*** Document extract ***

RFR JDK-8011200 (was 7143928) : (coll) Optimize for Empty ArrayList and HashMap

Remi Forax forax at univ-mlv.fr
Thu Apr 11 22:03:40 UTC 2013

On 04/11/2013 01:33 AM, Vitaly Davidovich wrote:
> The null check jumps should be taken care of by branch prediction; as 
> long as they're predictable, penalty on OOO CPU is minimal.  So modern 
> CPUs don't like mispredicted branches I'd say, not just any jump.

yes :)

> On Apr 10, 2013 7:23 PM, "Remi Forax" <forax at univ-mlv.fr 
> <mailto:forax at univ-mlv.fr>> wrote:
>     On 04/10/2013 11:26 PM, Martin Buchholz wrote:
>         I'm willing to accept John as an authority on hotspot
>         optimization.
>         I'm surprised that null checks aren't more close to free in
>         part because
>         recent jsr166 code has been introducing more explicit null checks,
>         sometimes in code where the reference being checked is "known"
>         not to be
>         null.
>         Martin
>     null check that are never null are free when the interpreter has
>     never (or rarely) sees a null
>     at a specific callsite because in that case, the JIT doesn't
>     generate a null check and
>     let the CPU/MMU do a fault (the VM has a signal handler to be able
>     to come back from death :)
>     If you set a field to null, the profiler will see the null and
>     will not use this optimization,
>     that why in this case, it's better to have an empty array instead
>     of null.
>     BTW, the nullcheck in assembler cost you almost nothing anyway but
>     the jump
>     associated with it has a cost. Modern CPUs do not like to jump.
>     Rémi
>         On Wed, Apr 10, 2013 at 11:12 AM, Mike Duigou
>         <mike.duigou at oracle.com <mailto:mike.duigou at oracle.com>>wrote:
>             On Apr 9 2013, at 19:56 , Martin Buchholz wrote:
>             The use of an empty array rather than null was suggested
>             by John Rose who
>             said:
>             I recommend an empty array rather than null as a sentinel
>             value for two
>             reasons:
>             1. The JVM prefers to merge null checks into load or store
>             instructions
>             (so-called "implicit null checks") because it removes an
>             explicit branch.

*** End of Document extract ***

Work task A
List every person the message names in full, first and last name.
Work task B
Transcribe the part of the message that begins at the words "Remi Forax forax" and stop after "just any jump.".

*** Data records ***

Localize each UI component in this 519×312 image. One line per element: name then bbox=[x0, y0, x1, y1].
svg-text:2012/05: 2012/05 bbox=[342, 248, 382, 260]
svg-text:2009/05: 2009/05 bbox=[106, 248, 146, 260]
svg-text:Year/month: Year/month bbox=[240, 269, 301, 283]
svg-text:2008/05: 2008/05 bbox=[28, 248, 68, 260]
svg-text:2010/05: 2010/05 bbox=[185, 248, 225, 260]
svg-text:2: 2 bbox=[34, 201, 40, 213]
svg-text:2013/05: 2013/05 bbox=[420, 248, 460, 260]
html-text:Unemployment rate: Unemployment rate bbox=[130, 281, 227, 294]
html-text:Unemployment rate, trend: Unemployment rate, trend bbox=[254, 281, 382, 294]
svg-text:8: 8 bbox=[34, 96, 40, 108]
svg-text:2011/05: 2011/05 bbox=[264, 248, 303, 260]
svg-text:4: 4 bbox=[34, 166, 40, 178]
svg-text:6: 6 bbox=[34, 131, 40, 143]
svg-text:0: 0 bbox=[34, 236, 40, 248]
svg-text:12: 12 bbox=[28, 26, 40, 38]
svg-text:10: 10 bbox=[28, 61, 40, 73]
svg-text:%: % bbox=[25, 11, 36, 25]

*** End of Data records ***

Output A
Remi Forax
Vitaly Davidovich
Martin Buchholz
Mike Duigou
John Rose

Output B
Remi Forax forax at univ-mlv.fr
Thu Apr 11 22:03:40 UTC 2013

On 04/11/2013 01:33 AM, Vitaly Davidovich wrote:
> The null check jumps should be taken care of by branch prediction; as 
> long as they're predictable, penalty on OOO CPU is minimal.  So modern 
> CPUs don't like mispredicted branches I'd say, not just any jump.